##### Data supplied

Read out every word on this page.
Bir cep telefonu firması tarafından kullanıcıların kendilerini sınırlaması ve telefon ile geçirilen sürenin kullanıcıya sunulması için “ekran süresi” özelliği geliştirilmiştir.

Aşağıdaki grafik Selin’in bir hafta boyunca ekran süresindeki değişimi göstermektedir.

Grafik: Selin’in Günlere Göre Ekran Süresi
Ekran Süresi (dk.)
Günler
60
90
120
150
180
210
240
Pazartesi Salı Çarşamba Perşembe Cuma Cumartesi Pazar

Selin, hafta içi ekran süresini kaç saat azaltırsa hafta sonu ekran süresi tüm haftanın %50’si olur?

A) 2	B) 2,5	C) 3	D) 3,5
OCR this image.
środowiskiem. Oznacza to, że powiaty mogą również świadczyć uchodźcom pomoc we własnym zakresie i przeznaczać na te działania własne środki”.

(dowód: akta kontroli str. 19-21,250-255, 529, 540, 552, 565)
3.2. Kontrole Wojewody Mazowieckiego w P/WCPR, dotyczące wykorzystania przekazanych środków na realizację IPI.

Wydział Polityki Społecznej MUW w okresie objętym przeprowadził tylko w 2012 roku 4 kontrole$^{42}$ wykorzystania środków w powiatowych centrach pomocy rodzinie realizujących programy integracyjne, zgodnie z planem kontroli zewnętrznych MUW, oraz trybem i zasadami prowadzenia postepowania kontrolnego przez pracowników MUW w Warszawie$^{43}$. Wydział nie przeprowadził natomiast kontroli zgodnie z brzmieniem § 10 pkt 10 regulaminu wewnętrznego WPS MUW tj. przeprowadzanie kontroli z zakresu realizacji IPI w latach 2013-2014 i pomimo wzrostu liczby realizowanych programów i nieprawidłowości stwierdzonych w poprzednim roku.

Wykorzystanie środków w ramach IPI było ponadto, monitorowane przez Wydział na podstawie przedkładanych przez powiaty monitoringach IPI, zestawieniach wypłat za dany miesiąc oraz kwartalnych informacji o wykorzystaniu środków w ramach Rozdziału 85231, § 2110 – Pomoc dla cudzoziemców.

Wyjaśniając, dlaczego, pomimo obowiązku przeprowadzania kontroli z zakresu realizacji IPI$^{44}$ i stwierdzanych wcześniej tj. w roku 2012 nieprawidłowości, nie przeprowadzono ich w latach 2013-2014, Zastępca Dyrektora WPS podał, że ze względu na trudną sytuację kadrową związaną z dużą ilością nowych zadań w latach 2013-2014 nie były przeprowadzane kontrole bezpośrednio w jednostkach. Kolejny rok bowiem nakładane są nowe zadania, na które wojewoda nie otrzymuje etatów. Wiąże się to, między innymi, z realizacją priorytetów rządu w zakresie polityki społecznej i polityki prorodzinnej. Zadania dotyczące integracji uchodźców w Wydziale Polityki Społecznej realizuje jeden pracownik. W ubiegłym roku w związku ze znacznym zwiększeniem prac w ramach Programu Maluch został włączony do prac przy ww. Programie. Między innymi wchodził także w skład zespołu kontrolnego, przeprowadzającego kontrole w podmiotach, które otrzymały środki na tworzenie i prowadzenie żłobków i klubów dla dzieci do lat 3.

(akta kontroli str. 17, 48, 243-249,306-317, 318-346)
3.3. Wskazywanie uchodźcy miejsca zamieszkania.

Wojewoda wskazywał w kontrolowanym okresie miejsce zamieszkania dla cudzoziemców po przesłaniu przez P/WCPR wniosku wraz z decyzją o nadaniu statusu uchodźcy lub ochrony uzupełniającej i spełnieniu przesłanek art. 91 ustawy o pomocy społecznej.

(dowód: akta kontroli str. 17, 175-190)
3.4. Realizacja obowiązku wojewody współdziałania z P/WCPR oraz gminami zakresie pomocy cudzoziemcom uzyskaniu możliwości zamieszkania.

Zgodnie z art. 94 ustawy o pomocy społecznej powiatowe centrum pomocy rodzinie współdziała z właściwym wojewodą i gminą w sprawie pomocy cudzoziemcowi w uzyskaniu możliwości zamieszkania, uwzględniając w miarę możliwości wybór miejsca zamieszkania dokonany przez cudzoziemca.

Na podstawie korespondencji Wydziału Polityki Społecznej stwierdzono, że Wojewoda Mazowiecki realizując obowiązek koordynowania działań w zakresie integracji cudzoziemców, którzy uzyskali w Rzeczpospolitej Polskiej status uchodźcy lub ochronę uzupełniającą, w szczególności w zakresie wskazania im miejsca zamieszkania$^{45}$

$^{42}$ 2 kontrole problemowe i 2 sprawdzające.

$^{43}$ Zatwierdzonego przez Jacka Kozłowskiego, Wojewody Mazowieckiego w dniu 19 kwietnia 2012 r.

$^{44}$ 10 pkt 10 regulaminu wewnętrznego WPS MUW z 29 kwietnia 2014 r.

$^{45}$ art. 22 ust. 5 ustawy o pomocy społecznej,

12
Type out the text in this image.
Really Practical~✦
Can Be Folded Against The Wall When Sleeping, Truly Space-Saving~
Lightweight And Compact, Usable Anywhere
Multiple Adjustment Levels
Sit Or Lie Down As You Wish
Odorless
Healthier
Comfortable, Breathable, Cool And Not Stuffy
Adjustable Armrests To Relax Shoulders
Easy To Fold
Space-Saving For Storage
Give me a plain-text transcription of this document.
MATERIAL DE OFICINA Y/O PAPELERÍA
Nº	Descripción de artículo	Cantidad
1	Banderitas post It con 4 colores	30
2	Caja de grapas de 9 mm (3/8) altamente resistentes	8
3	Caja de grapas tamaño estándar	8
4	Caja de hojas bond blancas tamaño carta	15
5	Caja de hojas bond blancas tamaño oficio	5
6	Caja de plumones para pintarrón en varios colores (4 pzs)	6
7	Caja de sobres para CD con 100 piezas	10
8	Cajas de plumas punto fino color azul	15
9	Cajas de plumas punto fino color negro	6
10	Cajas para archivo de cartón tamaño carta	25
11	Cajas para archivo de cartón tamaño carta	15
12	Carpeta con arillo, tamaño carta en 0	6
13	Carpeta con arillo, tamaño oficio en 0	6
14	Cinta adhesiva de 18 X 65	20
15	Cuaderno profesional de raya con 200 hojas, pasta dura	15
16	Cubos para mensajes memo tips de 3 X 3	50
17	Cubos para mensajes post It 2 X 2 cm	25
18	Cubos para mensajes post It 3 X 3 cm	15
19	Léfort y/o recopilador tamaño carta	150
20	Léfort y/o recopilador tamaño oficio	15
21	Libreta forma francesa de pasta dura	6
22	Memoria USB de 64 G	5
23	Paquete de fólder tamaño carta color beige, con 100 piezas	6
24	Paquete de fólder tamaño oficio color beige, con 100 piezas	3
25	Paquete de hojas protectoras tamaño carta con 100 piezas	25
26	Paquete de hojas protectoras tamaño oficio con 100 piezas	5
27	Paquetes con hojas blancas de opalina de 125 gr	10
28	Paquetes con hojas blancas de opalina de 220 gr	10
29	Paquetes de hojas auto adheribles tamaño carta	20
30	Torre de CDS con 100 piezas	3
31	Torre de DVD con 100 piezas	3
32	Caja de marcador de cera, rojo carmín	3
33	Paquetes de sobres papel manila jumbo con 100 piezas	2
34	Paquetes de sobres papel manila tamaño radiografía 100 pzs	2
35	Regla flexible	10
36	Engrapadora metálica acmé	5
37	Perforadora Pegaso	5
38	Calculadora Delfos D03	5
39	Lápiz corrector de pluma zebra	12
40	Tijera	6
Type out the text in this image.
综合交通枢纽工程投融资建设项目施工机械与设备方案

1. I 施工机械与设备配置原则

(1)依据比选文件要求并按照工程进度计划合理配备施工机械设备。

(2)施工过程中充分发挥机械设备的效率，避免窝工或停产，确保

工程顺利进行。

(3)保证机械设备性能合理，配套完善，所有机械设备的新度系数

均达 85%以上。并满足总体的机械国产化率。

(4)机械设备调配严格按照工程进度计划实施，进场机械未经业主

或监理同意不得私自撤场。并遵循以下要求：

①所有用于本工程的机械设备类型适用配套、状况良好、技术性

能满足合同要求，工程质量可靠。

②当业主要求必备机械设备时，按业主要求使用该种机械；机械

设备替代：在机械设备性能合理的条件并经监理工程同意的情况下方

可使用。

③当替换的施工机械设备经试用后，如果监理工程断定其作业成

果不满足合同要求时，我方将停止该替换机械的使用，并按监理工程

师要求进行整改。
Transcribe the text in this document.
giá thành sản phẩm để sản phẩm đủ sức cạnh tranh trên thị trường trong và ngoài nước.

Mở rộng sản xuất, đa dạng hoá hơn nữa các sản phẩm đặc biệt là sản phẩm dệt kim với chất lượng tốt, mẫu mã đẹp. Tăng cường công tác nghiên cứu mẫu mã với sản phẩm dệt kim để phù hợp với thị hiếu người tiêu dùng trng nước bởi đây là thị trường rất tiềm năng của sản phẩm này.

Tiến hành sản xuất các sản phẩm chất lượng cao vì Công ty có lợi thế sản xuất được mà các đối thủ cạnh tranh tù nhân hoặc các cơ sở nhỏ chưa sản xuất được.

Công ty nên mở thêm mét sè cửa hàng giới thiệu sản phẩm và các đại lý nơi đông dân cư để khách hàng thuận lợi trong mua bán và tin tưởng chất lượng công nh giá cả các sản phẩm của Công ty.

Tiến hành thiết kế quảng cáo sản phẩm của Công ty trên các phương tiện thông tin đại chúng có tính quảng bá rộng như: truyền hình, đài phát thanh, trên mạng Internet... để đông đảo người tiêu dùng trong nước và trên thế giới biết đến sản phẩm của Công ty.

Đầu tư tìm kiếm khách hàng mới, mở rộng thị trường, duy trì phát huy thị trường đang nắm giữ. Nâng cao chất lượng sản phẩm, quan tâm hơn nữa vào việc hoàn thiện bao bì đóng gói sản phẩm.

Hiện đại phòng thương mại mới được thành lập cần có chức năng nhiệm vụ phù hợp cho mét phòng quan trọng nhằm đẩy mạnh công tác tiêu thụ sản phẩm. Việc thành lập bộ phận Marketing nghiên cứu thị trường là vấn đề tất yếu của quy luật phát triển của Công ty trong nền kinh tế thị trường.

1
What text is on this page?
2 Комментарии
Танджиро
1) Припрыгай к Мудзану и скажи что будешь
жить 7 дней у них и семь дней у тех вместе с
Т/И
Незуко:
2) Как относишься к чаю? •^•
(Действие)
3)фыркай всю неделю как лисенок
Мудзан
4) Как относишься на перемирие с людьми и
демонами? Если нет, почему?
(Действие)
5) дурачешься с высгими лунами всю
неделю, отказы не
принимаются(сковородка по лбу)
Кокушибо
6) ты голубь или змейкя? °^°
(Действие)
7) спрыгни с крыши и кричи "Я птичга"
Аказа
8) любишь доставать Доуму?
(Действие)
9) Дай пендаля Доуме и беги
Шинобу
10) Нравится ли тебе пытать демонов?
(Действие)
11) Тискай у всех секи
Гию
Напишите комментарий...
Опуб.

##########

■ **Exercise goal**
Looking at the material above, count the lines that hold "colores" and give the total alone.

■ **Completed task**
2